- **Objective**: Count only the lines of the records that hold "капитального", then give the number without any other words.

- **Data for this task**:
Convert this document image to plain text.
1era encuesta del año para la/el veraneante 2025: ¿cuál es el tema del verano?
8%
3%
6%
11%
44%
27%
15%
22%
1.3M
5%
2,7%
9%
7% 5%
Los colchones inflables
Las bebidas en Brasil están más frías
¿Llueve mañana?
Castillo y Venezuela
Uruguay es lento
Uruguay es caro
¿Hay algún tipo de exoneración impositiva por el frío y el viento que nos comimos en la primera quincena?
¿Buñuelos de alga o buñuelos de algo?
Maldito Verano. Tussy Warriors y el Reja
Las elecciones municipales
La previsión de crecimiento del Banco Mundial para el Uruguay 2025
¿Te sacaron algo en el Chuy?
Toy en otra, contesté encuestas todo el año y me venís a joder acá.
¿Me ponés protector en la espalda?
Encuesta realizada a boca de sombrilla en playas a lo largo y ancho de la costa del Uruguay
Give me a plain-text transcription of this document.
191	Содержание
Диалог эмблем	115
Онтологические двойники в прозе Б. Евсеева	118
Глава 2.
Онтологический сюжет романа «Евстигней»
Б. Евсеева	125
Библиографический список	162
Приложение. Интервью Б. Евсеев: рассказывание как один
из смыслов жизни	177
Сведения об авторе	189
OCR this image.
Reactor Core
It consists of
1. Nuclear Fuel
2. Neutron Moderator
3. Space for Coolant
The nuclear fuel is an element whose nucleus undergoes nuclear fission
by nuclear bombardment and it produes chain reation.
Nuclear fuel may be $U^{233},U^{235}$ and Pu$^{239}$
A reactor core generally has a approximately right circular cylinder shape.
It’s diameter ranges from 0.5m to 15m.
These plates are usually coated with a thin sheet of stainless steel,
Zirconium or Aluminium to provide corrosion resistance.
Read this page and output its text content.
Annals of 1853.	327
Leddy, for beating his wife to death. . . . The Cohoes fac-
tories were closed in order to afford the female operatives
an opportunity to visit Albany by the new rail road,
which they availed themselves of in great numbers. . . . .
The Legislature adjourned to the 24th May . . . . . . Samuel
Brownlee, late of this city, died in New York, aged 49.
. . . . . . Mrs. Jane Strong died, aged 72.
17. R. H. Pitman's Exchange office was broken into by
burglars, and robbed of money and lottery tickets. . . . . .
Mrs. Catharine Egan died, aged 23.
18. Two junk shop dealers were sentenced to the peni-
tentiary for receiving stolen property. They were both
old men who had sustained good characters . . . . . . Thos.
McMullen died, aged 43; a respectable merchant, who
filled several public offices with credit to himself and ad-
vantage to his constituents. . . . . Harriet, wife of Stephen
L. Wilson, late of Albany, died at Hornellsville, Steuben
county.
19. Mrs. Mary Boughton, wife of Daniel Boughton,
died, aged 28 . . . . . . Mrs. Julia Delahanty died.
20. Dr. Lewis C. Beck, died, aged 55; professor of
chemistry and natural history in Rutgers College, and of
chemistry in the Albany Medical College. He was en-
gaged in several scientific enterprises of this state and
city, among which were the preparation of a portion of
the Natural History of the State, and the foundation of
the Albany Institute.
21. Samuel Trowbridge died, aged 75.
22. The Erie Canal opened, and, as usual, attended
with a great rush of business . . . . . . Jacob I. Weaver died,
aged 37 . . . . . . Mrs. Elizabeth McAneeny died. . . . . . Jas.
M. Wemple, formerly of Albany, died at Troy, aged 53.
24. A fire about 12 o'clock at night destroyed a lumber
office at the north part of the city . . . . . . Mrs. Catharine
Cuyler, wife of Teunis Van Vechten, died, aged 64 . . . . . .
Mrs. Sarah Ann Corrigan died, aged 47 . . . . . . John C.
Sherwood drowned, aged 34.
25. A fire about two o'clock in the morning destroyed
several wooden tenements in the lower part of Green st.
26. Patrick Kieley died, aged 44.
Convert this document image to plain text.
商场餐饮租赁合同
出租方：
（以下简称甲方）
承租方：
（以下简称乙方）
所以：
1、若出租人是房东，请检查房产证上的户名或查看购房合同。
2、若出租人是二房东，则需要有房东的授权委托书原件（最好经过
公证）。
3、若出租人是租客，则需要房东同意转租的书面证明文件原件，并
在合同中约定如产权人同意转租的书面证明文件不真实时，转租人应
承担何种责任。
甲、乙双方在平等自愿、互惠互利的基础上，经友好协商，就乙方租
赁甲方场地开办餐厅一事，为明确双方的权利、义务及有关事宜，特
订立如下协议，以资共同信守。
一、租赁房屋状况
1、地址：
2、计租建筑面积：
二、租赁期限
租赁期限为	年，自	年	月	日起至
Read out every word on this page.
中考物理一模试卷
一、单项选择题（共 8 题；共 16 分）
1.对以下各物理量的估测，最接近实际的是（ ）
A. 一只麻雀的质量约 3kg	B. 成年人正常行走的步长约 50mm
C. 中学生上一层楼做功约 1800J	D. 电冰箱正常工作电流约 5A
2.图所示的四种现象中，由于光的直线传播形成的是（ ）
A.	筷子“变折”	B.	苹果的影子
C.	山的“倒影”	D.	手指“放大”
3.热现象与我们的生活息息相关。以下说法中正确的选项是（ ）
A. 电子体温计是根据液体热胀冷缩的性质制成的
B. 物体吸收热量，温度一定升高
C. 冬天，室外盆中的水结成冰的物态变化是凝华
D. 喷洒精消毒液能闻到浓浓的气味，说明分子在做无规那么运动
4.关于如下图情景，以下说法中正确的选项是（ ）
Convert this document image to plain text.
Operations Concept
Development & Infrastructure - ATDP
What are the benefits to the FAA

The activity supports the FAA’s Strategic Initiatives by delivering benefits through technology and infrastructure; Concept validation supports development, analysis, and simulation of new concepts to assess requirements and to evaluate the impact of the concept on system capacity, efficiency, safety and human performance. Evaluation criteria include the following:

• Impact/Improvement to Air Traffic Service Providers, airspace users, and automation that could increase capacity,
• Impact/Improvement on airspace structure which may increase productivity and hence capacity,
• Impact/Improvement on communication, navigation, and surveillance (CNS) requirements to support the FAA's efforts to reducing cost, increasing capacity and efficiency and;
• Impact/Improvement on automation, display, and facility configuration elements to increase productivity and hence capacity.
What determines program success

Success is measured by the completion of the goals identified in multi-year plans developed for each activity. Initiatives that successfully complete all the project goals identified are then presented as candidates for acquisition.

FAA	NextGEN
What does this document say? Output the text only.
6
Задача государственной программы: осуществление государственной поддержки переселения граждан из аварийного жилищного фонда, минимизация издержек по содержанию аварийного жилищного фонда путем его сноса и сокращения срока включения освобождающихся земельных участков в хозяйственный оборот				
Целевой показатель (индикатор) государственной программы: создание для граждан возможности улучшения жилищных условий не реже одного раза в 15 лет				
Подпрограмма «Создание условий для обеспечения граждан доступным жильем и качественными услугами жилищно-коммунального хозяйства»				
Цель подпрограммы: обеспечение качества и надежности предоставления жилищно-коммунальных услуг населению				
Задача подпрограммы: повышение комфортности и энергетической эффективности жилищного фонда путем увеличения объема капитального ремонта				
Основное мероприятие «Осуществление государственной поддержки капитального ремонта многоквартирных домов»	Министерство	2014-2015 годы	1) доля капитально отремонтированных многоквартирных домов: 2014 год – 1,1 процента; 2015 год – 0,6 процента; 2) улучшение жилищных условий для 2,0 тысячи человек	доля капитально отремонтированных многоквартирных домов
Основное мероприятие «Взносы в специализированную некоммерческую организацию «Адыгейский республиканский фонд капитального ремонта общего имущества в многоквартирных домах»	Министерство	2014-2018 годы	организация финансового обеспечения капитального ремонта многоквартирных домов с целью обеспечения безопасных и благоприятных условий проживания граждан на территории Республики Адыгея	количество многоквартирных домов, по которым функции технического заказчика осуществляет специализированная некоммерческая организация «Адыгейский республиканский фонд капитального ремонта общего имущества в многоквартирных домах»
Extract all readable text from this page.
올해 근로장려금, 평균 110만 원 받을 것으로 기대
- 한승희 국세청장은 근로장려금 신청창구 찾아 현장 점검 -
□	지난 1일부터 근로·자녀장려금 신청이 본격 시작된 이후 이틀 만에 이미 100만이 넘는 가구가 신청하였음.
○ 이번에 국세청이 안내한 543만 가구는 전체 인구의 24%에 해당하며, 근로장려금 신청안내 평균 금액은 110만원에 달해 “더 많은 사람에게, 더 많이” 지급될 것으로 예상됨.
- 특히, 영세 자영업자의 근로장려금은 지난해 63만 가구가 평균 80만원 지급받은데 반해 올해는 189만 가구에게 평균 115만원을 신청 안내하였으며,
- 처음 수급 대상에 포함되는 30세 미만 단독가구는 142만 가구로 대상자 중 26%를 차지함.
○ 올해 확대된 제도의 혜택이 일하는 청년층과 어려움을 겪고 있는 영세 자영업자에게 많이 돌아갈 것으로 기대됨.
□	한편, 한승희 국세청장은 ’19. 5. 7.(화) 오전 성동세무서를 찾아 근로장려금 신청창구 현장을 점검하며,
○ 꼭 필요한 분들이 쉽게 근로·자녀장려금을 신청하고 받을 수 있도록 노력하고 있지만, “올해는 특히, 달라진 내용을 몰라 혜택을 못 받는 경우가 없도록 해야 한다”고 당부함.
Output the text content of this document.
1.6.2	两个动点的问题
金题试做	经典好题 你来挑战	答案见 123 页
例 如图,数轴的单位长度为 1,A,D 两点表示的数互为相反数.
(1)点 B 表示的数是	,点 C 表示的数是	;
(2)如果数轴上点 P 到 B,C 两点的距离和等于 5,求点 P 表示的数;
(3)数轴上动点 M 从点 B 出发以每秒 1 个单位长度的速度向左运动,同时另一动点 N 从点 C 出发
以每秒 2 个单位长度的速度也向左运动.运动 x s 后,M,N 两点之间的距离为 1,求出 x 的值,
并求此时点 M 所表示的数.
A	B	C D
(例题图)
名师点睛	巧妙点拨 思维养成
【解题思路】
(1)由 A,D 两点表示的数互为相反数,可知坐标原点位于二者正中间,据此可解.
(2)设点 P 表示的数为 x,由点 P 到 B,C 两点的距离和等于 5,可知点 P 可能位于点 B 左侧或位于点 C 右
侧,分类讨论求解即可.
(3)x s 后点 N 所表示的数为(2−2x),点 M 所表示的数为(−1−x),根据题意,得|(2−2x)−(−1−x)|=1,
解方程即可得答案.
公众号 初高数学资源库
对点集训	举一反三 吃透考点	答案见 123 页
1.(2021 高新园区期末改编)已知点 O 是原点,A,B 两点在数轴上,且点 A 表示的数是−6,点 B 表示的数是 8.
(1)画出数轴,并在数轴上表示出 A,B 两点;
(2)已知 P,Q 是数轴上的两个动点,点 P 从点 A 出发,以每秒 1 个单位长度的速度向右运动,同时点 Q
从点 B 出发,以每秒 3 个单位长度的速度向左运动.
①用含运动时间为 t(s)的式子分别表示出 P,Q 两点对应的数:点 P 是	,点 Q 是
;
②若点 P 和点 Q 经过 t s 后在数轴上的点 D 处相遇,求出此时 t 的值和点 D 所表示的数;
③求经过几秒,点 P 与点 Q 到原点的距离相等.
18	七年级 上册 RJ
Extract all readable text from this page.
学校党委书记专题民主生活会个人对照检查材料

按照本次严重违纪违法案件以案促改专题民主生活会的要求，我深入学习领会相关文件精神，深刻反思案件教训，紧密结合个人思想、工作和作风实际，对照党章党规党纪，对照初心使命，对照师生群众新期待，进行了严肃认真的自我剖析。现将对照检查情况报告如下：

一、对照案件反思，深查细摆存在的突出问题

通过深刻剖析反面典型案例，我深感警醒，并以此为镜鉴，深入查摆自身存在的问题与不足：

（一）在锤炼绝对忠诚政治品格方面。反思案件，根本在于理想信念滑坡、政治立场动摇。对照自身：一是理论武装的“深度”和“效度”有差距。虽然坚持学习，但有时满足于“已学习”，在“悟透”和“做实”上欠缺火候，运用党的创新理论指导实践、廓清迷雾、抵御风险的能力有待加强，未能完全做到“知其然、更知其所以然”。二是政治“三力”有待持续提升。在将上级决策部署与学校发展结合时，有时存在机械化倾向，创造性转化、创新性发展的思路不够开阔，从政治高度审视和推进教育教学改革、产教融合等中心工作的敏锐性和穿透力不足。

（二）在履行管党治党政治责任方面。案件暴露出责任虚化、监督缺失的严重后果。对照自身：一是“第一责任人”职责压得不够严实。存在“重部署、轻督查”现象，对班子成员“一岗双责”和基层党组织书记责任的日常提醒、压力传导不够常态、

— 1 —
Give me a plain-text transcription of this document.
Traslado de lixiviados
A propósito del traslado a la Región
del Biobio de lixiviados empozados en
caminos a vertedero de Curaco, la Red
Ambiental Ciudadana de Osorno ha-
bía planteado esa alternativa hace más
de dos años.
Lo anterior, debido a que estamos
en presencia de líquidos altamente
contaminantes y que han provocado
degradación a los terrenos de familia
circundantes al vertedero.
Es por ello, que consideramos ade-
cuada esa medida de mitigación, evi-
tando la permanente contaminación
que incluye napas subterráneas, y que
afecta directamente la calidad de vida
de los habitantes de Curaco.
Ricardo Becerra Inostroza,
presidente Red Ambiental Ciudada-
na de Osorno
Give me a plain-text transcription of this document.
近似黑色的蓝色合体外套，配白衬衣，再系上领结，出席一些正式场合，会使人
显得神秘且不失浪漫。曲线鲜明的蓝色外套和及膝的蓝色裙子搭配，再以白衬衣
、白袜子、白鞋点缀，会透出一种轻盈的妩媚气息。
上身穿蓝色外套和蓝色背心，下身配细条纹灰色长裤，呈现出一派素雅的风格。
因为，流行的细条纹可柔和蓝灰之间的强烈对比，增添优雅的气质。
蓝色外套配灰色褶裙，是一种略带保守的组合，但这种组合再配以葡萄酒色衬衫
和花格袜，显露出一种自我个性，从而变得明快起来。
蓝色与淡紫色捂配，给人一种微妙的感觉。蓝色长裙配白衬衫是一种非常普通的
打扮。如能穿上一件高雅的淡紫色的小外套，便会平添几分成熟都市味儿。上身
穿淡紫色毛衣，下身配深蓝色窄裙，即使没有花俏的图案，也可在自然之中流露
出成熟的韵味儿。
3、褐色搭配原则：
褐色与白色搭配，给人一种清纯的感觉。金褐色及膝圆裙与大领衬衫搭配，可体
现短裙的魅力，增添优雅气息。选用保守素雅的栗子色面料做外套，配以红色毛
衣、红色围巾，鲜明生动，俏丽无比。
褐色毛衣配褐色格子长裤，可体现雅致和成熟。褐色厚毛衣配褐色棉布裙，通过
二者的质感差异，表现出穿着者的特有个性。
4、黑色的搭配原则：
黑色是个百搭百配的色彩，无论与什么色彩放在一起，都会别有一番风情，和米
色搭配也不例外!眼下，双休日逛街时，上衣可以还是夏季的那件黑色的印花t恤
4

- **The output**: 3